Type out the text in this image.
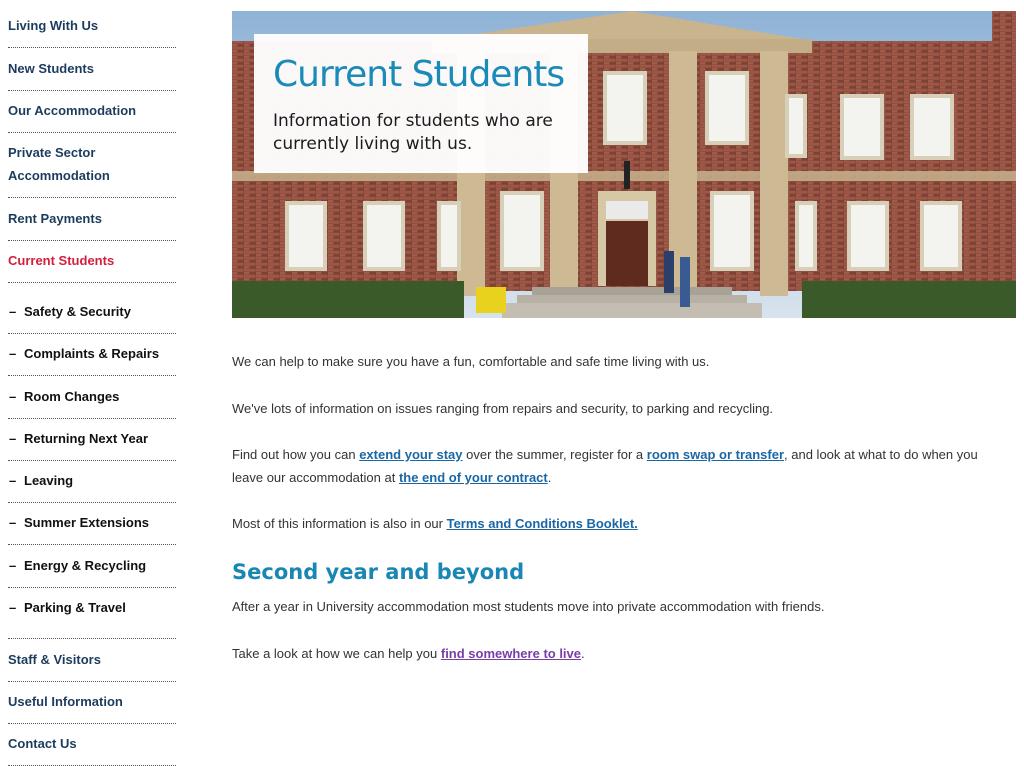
Living With Us
New Students
Our Accommodation
Private Sector Accommodation
Rent Payments
Current Students
– Safety & Security
– Complaints & Repairs
– Room Changes
– Returning Next Year
– Leaving
– Summer Extensions
– Energy & Recycling
– Parking & Travel
Staff & Visitors
Useful Information
Contact Us
Current Students

Information for students who are currently living with us.

We can help to make sure you have a fun, comfortable and safe time living with us.

We've lots of information on issues ranging from repairs and security, to parking and recycling.

Find out how you can extend your stay over the summer, register for a room swap or transfer, and look at what to do when you leave our accommodation at the end of your contract.

Most of this information is also in our Terms and Conditions Booklet.

Second year and beyond

After a year in University accommodation most students move into private accommodation with friends.

Take a look at how we can help you find somewhere to live.
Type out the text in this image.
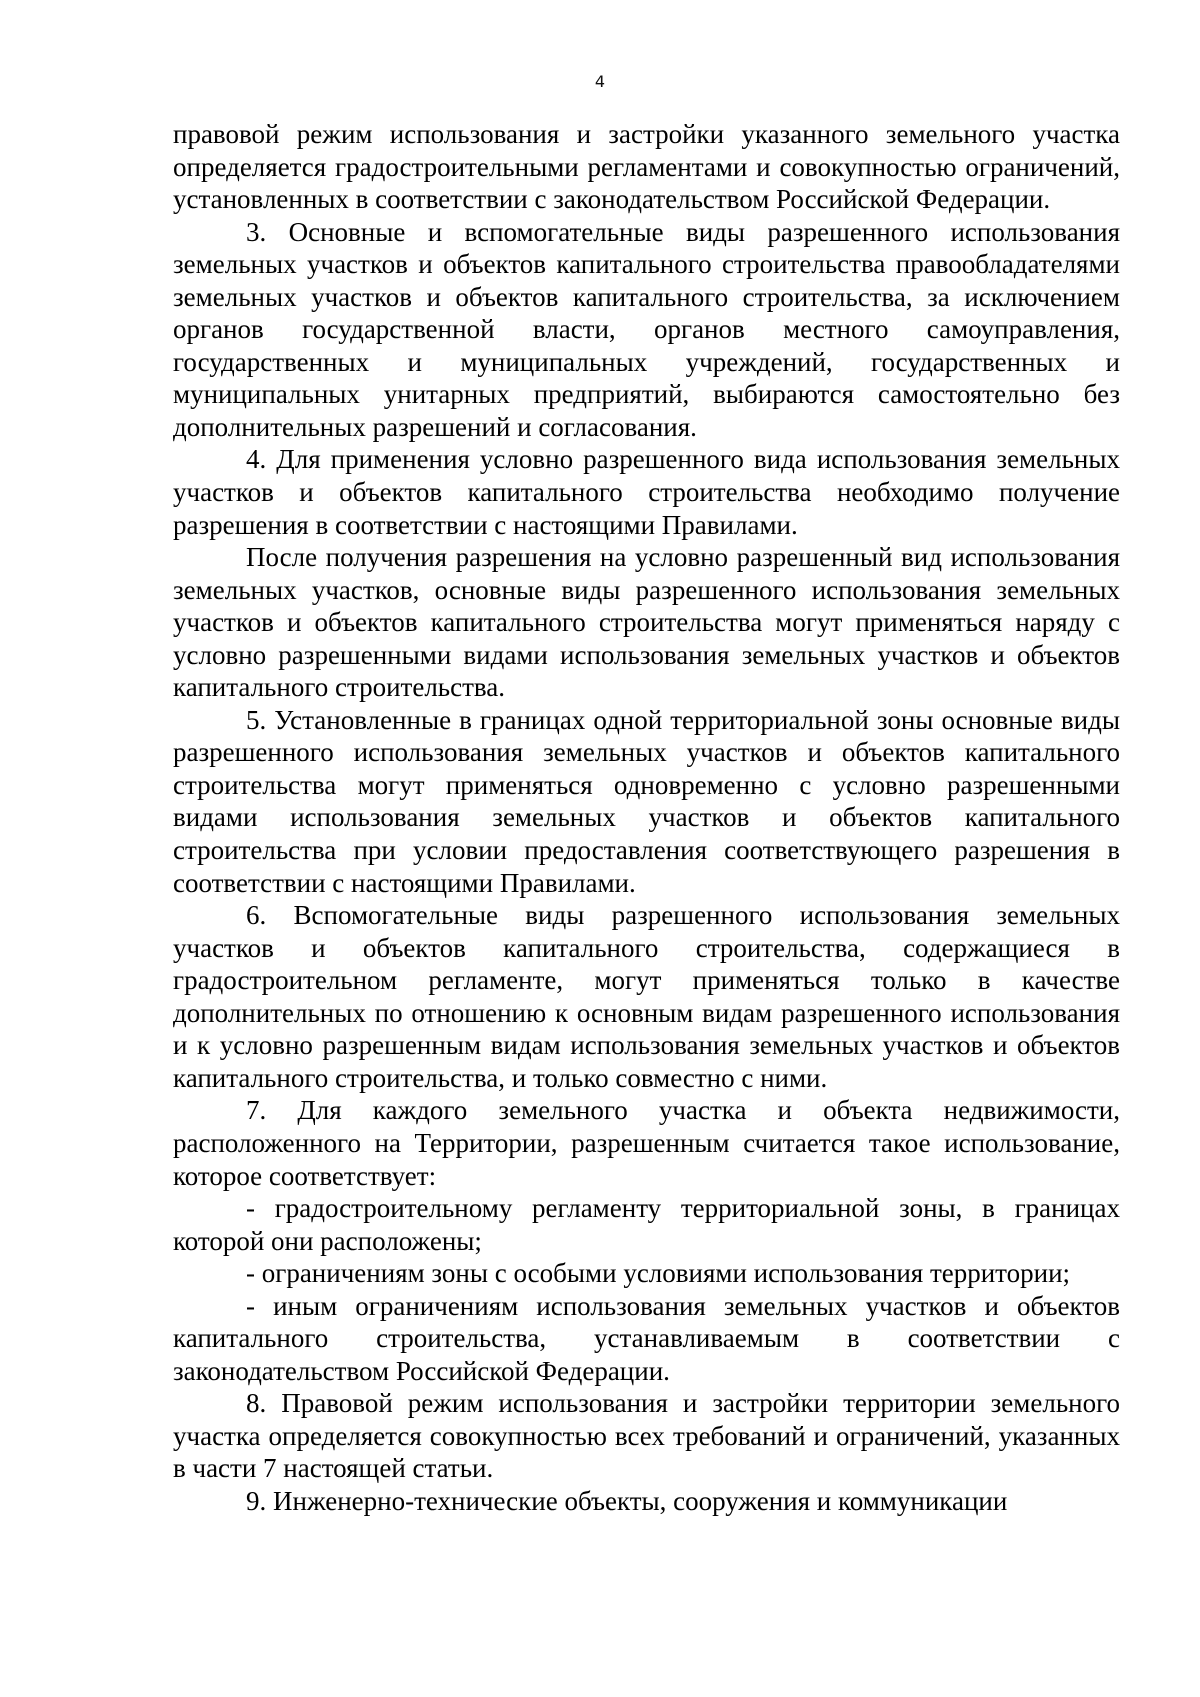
4

правовой режим использования и застройки указанного земельного участка определяется градостроительными регламентами и совокупностью ограничений, установленных в соответствии с законодательством Российской Федерации.

3. Основные и вспомогательные виды разрешенного использования земельных участков и объектов капитального строительства правообладателями земельных участков и объектов капитального строительства, за исключением органов государственной власти, органов местного самоуправления, государственных и муниципальных учреждений, государственных и муниципальных унитарных предприятий, выбираются самостоятельно без дополнительных разрешений и согласования.

4. Для применения условно разрешенного вида использования земельных участков и объектов капитального строительства необходимо получение разрешения в соответствии с настоящими Правилами.

После получения разрешения на условно разрешенный вид использования земельных участков, основные виды разрешенного использования земельных участков и объектов капитального строительства могут применяться наряду с условно разрешенными видами использования земельных участков и объектов капитального строительства.

5. Установленные в границах одной территориальной зоны основные виды разрешенного использования земельных участков и объектов капитального строительства могут применяться одновременно с условно разрешенными видами использования земельных участков и объектов капитального строительства при условии предоставления соответствующего разрешения в соответствии с настоящими Правилами.

6. Вспомогательные виды разрешенного использования земельных участков и объектов капитального строительства, содержащиеся в градостроительном регламенте, могут применяться только в качестве дополнительных по отношению к основным видам разрешенного использования и к условно разрешенным видам использования земельных участков и объектов капитального строительства, и только совместно с ними.

7. Для каждого земельного участка и объекта недвижимости, расположенного на Территории, разрешенным считается такое использование, которое соответствует:

- градостроительному регламенту территориальной зоны, в границах которой они расположены;

- ограничениям зоны с особыми условиями использования территории;

- иным ограничениям использования земельных участков и объектов капитального строительства, устанавливаемым в соответствии с законодательством Российской Федерации.

8. Правовой режим использования и застройки территории земельного участка определяется совокупностью всех требований и ограничений, указанных в части 7 настоящей статьи.

9. Инженерно-технические объекты, сооружения и коммуникации
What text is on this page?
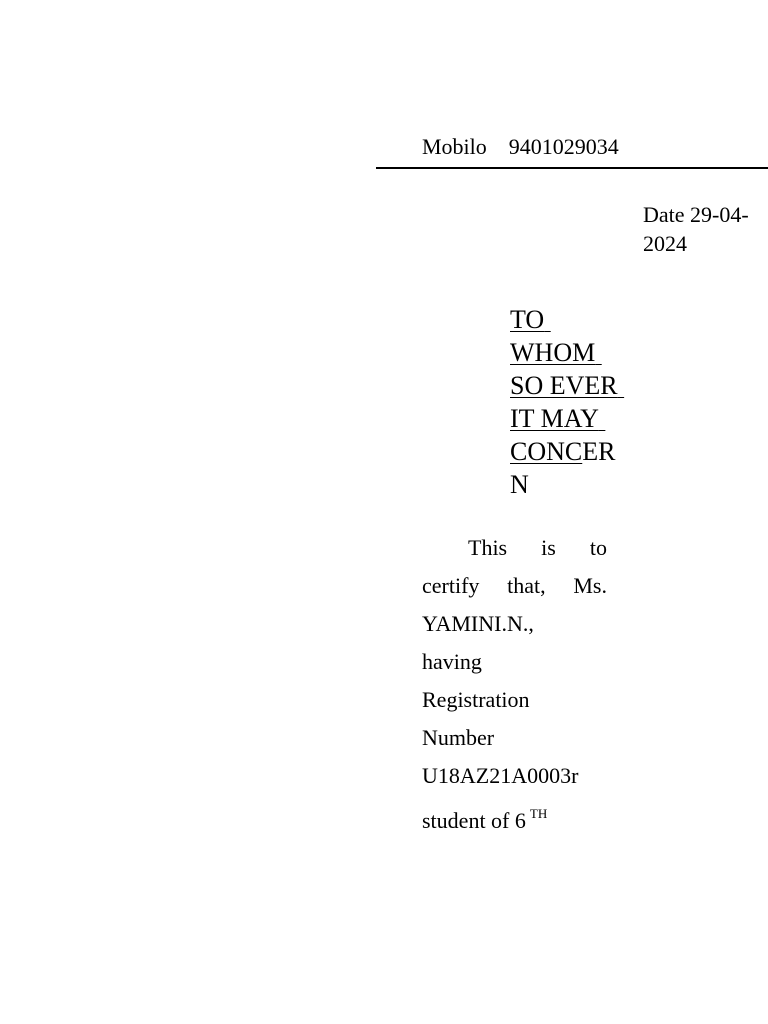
Mobilo 9401029034
Date 29-04-
2024
TO
WHOM
SO EVER
IT MAY
CONCER
N
This is to
certify that, Ms.
YAMINI.N.,
having
Registration
Number
U18AZ21A0003r
student of 6 $^{TH}$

****

■ OBJECTIVE:
Find each line holding "ограничений". Copy it out.

■ REPLY:
правовой режим использования и застройки указанного земельного участка определяется градостроительными регламентами и совокупностью ограничений, установленных в соответствии с законодательством Российской Федерации.
8. Правовой режим использования и застройки территории земельного участка определяется совокупностью всех требований и ограничений, указанных в части 7 настоящей статьи.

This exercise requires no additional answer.